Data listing
- - -

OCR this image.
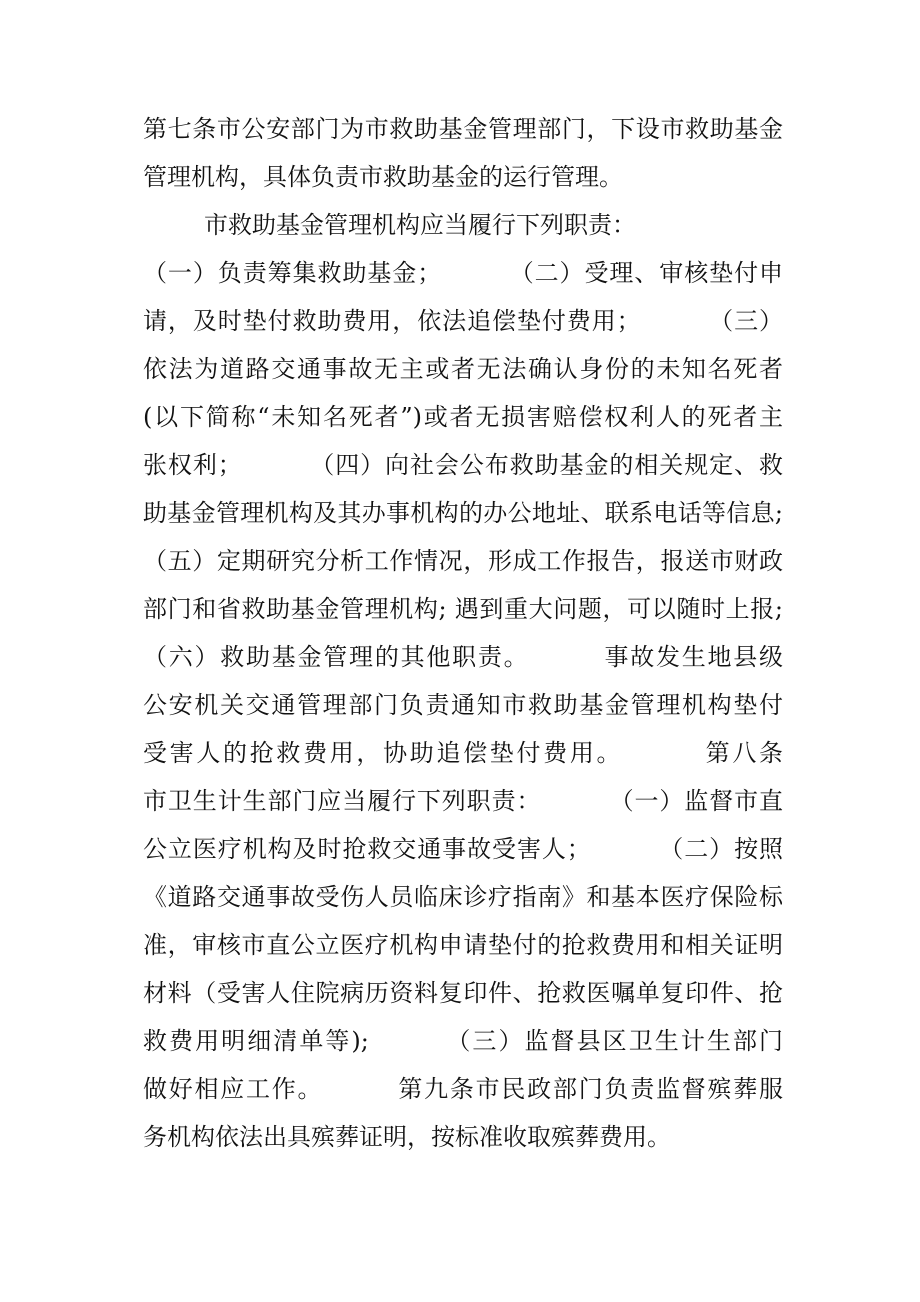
第七条市公安部门为市救助基金管理部门，下设市救助基金
管理机构，具体负责市救助基金的运行管理。
市救助基金管理机构应当履行下列职责：
（一）负责筹集救助基金；        （二）受理、审核垫付申
请，及时垫付救助费用，依法追偿垫付费用；        （三）
依法为道路交通事故无主或者无法确认身份的未知名死者
(以下简称“未知名死者”)或者无损害赔偿权利人的死者主
张权利；        （四）向社会公布救助基金的相关规定、救
助基金管理机构及其办事机构的办公地址、联系电话等信息;
（五）定期研究分析工作情况，形成工作报告，报送市财政
部门和省救助基金管理机构; 遇到重大问题，可以随时上报;
（六）救助基金管理的其他职责。        事故发生地县级
公安机关交通管理部门负责通知市救助基金管理机构垫付
受害人的抢救费用，协助追偿垫付费用。        第八条
市卫生计生部门应当履行下列职责：        （一）监督市直
公立医疗机构及时抢救交通事故受害人；        （二）按照
《道路交通事故受伤人员临床诊疗指南》和基本医疗保险标
准，审核市直公立医疗机构申请垫付的抢救费用和相关证明
材料（受害人住院病历资料复印件、抢救医嘱单复印件、抢
救费用明细清单等);        （三）监督县区卫生计生部门
做好相应工作。        第九条市民政部门负责监督殡葬服
务机构依法出具殡葬证明，按标准收取殡葬费用。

- - -

GOAL OF THE EXERCISE:
Without including the pictures, reproduce all entries exactly.

TASK ANSWER:
OCR this image.
第七条市公安部门为市救助基金管理部门，下设市救助基金
管理机构，具体负责市救助基金的运行管理。
市救助基金管理机构应当履行下列职责：
（一）负责筹集救助基金；        （二）受理、审核垫付申
请，及时垫付救助费用，依法追偿垫付费用；        （三）
依法为道路交通事故无主或者无法确认身份的未知名死者
(以下简称“未知名死者”)或者无损害赔偿权利人的死者主
张权利；        （四）向社会公布救助基金的相关规定、救
助基金管理机构及其办事机构的办公地址、联系电话等信息;
（五）定期研究分析工作情况，形成工作报告，报送市财政
部门和省救助基金管理机构; 遇到重大问题，可以随时上报;
（六）救助基金管理的其他职责。        事故发生地县级
公安机关交通管理部门负责通知市救助基金管理机构垫付
受害人的抢救费用，协助追偿垫付费用。        第八条
市卫生计生部门应当履行下列职责：        （一）监督市直
公立医疗机构及时抢救交通事故受害人；        （二）按照
《道路交通事故受伤人员临床诊疗指南》和基本医疗保险标
准，审核市直公立医疗机构申请垫付的抢救费用和相关证明
材料（受害人住院病历资料复印件、抢救医嘱单复印件、抢
救费用明细清单等);        （三）监督县区卫生计生部门
做好相应工作。        第九条市民政部门负责监督殡葬服
务机构依法出具殡葬证明，按标准收取殡葬费用。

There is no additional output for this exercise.